------ Entries supplied

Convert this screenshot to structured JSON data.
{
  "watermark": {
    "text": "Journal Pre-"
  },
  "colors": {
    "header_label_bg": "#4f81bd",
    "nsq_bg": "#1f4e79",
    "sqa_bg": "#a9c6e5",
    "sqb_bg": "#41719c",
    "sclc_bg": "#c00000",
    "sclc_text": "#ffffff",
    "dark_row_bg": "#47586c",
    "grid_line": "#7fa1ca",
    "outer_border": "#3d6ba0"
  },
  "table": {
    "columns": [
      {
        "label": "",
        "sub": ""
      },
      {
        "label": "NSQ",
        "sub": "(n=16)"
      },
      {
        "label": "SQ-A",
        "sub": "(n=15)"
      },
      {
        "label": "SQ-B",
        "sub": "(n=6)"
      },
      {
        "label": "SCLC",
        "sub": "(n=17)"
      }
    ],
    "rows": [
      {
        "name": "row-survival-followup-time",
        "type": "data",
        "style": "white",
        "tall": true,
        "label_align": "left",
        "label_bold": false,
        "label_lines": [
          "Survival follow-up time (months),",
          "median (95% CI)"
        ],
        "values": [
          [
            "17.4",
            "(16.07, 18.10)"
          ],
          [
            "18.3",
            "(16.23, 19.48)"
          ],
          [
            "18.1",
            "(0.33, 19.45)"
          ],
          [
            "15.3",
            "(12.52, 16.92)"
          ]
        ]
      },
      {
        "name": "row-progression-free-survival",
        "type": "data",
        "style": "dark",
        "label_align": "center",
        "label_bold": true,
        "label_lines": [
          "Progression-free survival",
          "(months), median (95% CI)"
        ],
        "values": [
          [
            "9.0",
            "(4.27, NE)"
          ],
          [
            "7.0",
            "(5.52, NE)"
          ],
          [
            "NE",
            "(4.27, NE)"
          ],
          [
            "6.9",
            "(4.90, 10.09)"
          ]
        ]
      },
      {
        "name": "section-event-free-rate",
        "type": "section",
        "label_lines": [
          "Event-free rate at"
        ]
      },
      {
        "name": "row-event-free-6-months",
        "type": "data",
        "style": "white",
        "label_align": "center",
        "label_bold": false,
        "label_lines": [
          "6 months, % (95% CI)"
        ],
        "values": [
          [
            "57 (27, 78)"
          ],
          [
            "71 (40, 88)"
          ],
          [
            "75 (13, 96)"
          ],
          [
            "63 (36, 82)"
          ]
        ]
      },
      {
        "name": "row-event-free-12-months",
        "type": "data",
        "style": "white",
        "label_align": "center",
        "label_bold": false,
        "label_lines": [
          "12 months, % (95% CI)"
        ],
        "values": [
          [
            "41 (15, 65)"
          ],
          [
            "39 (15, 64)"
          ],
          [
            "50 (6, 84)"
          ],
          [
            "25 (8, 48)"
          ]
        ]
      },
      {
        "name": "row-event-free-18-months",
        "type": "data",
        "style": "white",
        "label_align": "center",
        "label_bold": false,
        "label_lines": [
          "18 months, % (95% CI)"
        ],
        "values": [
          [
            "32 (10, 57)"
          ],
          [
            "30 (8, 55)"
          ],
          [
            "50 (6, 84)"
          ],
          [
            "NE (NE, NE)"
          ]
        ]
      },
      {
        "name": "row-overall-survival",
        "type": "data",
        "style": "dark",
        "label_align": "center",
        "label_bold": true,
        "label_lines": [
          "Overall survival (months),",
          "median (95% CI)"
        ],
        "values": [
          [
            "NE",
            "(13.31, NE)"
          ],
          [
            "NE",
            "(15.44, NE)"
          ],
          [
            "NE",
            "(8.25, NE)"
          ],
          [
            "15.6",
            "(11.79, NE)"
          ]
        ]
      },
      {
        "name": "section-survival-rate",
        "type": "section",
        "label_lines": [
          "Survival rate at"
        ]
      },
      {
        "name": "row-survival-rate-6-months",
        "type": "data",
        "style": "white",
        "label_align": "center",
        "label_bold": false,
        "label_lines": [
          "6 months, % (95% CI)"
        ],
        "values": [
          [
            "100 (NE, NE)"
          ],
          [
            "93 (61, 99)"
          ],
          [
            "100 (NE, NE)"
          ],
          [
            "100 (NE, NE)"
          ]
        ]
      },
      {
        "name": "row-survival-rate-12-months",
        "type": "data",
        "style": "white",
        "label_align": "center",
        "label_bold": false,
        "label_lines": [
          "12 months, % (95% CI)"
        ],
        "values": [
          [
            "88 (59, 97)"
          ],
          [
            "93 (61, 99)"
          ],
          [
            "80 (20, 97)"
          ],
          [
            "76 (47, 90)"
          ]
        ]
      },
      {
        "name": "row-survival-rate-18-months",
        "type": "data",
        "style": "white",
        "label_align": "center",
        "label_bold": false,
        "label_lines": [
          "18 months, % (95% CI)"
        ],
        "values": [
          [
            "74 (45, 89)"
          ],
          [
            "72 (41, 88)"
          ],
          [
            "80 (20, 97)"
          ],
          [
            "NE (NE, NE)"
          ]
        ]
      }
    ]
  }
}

------------
------ Entries supplied

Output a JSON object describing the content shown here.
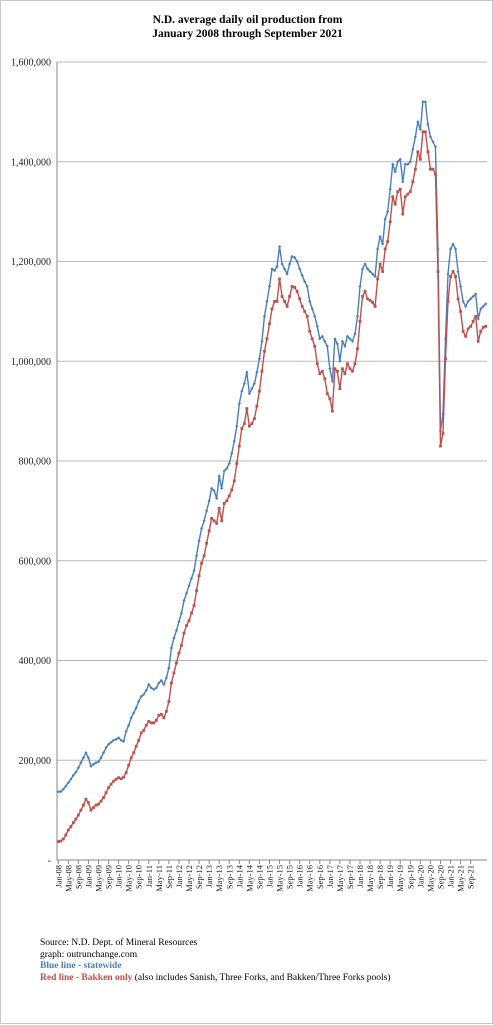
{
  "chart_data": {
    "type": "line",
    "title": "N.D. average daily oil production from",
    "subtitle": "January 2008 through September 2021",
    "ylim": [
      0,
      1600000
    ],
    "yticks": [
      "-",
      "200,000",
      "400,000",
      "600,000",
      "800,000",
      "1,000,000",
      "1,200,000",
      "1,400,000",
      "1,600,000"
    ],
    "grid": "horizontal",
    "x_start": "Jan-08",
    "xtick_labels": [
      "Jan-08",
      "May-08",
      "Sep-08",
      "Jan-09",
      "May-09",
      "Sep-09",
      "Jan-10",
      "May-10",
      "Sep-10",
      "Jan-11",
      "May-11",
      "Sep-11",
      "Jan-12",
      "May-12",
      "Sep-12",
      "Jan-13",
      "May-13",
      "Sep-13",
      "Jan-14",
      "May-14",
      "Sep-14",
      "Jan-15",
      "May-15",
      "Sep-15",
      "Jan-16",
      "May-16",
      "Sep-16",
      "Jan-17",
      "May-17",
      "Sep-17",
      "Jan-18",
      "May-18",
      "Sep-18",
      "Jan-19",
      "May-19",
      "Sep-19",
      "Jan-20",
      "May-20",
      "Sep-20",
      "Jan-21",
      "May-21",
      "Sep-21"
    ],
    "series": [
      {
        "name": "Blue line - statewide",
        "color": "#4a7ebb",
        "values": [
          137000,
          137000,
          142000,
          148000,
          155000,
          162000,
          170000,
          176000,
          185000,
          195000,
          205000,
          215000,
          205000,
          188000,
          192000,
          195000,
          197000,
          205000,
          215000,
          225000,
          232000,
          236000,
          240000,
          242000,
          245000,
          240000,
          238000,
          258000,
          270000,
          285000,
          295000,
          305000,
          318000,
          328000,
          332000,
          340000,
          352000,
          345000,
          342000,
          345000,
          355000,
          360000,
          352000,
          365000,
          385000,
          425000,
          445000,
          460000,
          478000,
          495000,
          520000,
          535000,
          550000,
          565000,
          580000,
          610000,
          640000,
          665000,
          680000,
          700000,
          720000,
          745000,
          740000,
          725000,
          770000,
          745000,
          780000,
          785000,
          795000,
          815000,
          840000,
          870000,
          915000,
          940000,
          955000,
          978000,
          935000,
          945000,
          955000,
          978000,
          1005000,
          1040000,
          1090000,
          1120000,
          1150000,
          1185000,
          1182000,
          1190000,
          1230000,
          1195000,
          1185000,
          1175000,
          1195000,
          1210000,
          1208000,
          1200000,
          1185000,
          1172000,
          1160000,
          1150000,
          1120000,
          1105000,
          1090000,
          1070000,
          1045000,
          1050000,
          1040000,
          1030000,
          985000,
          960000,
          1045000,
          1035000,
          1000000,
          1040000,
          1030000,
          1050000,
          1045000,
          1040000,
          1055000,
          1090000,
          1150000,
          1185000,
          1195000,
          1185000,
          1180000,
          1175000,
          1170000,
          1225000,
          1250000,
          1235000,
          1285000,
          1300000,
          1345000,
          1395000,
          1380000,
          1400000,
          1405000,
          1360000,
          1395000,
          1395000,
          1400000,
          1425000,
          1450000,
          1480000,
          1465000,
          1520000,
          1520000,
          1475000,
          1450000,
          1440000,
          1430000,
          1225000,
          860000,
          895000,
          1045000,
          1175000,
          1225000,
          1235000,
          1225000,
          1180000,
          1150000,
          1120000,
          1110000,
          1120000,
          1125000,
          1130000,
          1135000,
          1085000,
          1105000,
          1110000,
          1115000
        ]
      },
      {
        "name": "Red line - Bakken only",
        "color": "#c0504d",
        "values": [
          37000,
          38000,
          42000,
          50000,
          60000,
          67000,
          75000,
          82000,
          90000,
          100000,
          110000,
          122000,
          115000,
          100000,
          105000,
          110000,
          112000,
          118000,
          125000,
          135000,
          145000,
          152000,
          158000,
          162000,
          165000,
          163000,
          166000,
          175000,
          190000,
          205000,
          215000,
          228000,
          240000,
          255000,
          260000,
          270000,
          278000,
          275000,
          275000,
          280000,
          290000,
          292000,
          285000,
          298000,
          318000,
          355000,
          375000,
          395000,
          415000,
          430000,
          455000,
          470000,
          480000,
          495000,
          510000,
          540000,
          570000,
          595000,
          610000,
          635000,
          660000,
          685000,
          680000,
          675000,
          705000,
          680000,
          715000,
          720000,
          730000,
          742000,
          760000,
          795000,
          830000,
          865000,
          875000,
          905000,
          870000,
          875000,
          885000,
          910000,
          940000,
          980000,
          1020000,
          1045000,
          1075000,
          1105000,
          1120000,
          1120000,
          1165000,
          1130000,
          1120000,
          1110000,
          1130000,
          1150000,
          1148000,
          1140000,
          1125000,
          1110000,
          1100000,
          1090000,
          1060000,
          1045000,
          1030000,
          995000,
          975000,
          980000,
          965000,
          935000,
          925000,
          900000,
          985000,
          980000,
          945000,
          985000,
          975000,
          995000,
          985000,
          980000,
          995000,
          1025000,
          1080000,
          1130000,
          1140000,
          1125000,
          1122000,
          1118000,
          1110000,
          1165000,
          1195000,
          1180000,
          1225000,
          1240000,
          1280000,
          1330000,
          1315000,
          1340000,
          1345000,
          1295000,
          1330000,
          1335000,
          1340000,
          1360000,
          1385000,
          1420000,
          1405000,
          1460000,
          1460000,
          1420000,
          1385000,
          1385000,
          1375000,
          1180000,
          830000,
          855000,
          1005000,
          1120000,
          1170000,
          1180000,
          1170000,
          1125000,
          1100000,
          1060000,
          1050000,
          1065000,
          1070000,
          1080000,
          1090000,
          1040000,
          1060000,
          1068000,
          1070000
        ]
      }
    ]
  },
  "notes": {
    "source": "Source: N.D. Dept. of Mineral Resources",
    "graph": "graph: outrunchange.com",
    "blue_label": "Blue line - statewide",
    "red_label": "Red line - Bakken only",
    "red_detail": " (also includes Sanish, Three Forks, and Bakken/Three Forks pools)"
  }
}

------------

Written exercise:
Copy out every line of the listing that includes the string "only".

Exercise output:
        "name": "Red line - Bakken only",
    "red_label": "Red line - Bakken only",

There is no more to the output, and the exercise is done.